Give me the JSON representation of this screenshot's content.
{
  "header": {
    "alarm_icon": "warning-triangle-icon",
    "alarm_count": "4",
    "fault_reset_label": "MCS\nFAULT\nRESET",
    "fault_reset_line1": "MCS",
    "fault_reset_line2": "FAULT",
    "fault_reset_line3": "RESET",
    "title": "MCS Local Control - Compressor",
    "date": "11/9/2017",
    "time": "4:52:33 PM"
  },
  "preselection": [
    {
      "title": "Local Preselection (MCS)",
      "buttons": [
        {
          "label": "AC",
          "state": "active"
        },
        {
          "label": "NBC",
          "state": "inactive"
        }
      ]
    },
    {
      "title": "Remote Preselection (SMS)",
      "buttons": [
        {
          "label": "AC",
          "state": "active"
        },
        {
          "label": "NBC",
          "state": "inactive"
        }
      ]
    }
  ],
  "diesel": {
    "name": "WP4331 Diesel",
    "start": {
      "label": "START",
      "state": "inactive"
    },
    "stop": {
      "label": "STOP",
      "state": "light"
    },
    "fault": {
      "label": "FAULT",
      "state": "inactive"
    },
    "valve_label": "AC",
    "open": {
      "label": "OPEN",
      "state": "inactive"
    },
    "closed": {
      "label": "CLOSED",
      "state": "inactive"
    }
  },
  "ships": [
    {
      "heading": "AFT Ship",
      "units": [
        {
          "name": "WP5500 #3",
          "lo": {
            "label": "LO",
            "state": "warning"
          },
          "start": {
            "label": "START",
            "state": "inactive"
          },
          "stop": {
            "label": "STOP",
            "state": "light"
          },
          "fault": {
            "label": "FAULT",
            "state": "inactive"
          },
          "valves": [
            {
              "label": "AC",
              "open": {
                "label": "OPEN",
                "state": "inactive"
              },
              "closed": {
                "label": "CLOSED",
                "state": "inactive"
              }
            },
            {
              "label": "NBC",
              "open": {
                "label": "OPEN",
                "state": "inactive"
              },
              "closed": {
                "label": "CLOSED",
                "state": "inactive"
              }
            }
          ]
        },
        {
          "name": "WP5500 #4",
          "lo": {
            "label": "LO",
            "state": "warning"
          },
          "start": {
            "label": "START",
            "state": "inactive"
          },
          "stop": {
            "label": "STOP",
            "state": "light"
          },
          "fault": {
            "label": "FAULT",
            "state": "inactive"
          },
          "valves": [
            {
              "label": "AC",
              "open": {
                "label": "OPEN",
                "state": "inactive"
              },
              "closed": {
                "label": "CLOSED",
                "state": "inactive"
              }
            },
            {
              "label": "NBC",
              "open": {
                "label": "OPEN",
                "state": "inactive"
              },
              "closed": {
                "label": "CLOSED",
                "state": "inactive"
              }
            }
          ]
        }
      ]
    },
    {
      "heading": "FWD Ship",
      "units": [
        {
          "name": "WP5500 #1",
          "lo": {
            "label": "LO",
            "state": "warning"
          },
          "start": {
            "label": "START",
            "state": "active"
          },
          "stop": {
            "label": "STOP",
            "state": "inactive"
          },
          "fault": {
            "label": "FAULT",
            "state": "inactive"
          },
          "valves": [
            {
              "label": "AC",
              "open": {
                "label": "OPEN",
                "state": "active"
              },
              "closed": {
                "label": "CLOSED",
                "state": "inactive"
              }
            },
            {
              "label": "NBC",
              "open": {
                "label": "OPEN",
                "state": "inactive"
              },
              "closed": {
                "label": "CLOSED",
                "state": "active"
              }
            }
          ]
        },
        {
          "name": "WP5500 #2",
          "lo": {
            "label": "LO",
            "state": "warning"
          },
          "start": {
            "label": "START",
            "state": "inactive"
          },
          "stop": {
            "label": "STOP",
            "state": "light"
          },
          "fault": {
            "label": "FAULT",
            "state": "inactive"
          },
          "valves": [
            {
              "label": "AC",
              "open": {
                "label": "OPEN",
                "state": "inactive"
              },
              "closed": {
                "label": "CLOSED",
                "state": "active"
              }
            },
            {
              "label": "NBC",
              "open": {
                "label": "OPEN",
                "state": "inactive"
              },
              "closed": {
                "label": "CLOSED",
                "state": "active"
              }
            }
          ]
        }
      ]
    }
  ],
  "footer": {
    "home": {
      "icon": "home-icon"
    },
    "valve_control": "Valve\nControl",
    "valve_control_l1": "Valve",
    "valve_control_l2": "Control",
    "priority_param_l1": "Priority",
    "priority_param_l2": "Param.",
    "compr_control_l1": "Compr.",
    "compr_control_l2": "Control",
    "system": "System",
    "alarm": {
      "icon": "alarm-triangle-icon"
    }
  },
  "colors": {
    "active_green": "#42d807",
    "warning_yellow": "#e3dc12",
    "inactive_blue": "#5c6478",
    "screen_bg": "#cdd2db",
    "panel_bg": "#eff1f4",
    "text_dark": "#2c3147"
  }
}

Task instructions: Return all the data exactly as given.

Written solution:
Give me the JSON representation of this screenshot's content.
{
  "header": {
    "alarm_icon": "warning-triangle-icon",
    "alarm_count": "4",
    "fault_reset_label": "MCS\nFAULT\nRESET",
    "fault_reset_line1": "MCS",
    "fault_reset_line2": "FAULT",
    "fault_reset_line3": "RESET",
    "title": "MCS Local Control - Compressor",
    "date": "11/9/2017",
    "time": "4:52:33 PM"
  },
  "preselection": [
    {
      "title": "Local Preselection (MCS)",
      "buttons": [
        {
          "label": "AC",
          "state": "active"
        },
        {
          "label": "NBC",
          "state": "inactive"
        }
      ]
    },
    {
      "title": "Remote Preselection (SMS)",
      "buttons": [
        {
          "label": "AC",
          "state": "active"
        },
        {
          "label": "NBC",
          "state": "inactive"
        }
      ]
    }
  ],
  "diesel": {
    "name": "WP4331 Diesel",
    "start": {
      "label": "START",
      "state": "inactive"
    },
    "stop": {
      "label": "STOP",
      "state": "light"
    },
    "fault": {
      "label": "FAULT",
      "state": "inactive"
    },
    "valve_label": "AC",
    "open": {
      "label": "OPEN",
      "state": "inactive"
    },
    "closed": {
      "label": "CLOSED",
      "state": "inactive"
    }
  },
  "ships": [
    {
      "heading": "AFT Ship",
      "units": [
        {
          "name": "WP5500 #3",
          "lo": {
            "label": "LO",
            "state": "warning"
          },
          "start": {
            "label": "START",
            "state": "inactive"
          },
          "stop": {
            "label": "STOP",
            "state": "light"
          },
          "fault": {
            "label": "FAULT",
            "state": "inactive"
          },
          "valves": [
            {
              "label": "AC",
              "open": {
                "label": "OPEN",
                "state": "inactive"
              },
              "closed": {
                "label": "CLOSED",
                "state": "inactive"
              }
            },
            {
              "label": "NBC",
              "open": {
                "label": "OPEN",
                "state": "inactive"
              },
              "closed": {
                "label": "CLOSED",
                "state": "inactive"
              }
            }
          ]
        },
        {
          "name": "WP5500 #4",
          "lo": {
            "label": "LO",
            "state": "warning"
          },
          "start": {
            "label": "START",
            "state": "inactive"
          },
          "stop": {
            "label": "STOP",
            "state": "light"
          },
          "fault": {
            "label": "FAULT",
            "state": "inactive"
          },
          "valves": [
            {
              "label": "AC",
              "open": {
                "label": "OPEN",
                "state": "inactive"
              },
              "closed": {
                "label": "CLOSED",
                "state": "inactive"
              }
            },
            {
              "label": "NBC",
              "open": {
                "label": "OPEN",
                "state": "inactive"
              },
              "closed": {
                "label": "CLOSED",
                "state": "inactive"
              }
            }
          ]
        }
      ]
    },
    {
      "heading": "FWD Ship",
      "units": [
        {
          "name": "WP5500 #1",
          "lo": {
            "label": "LO",
            "state": "warning"
          },
          "start": {
            "label": "START",
            "state": "active"
          },
          "stop": {
            "label": "STOP",
            "state": "inactive"
          },
          "fault": {
            "label": "FAULT",
            "state": "inactive"
          },
          "valves": [
            {
              "label": "AC",
              "open": {
                "label": "OPEN",
                "state": "active"
              },
              "closed": {
                "label": "CLOSED",
                "state": "inactive"
              }
            },
            {
              "label": "NBC",
              "open": {
                "label": "OPEN",
                "state": "inactive"
              },
              "closed": {
                "label": "CLOSED",
                "state": "active"
              }
            }
          ]
        },
        {
          "name": "WP5500 #2",
          "lo": {
            "label": "LO",
            "state": "warning"
          },
          "start": {
            "label": "START",
            "state": "inactive"
          },
          "stop": {
            "label": "STOP",
            "state": "light"
          },
          "fault": {
            "label": "FAULT",
            "state": "inactive"
          },
          "valves": [
            {
              "label": "AC",
              "open": {
                "label": "OPEN",
                "state": "inactive"
              },
              "closed": {
                "label": "CLOSED",
                "state": "active"
              }
            },
            {
              "label": "NBC",
              "open": {
                "label": "OPEN",
                "state": "inactive"
              },
              "closed": {
                "label": "CLOSED",
                "state": "active"
              }
            }
          ]
        }
      ]
    }
  ],
  "footer": {
    "home": {
      "icon": "home-icon"
    },
    "valve_control": "Valve\nControl",
    "valve_control_l1": "Valve",
    "valve_control_l2": "Control",
    "priority_param_l1": "Priority",
    "priority_param_l2": "Param.",
    "compr_control_l1": "Compr.",
    "compr_control_l2": "Control",
    "system": "System",
    "alarm": {
      "icon": "alarm-triangle-icon"
    }
  },
  "colors": {
    "active_green": "#42d807",
    "warning_yellow": "#e3dc12",
    "inactive_blue": "#5c6478",
    "screen_bg": "#cdd2db",
    "panel_bg": "#eff1f4",
    "text_dark": "#2c3147"
  }
}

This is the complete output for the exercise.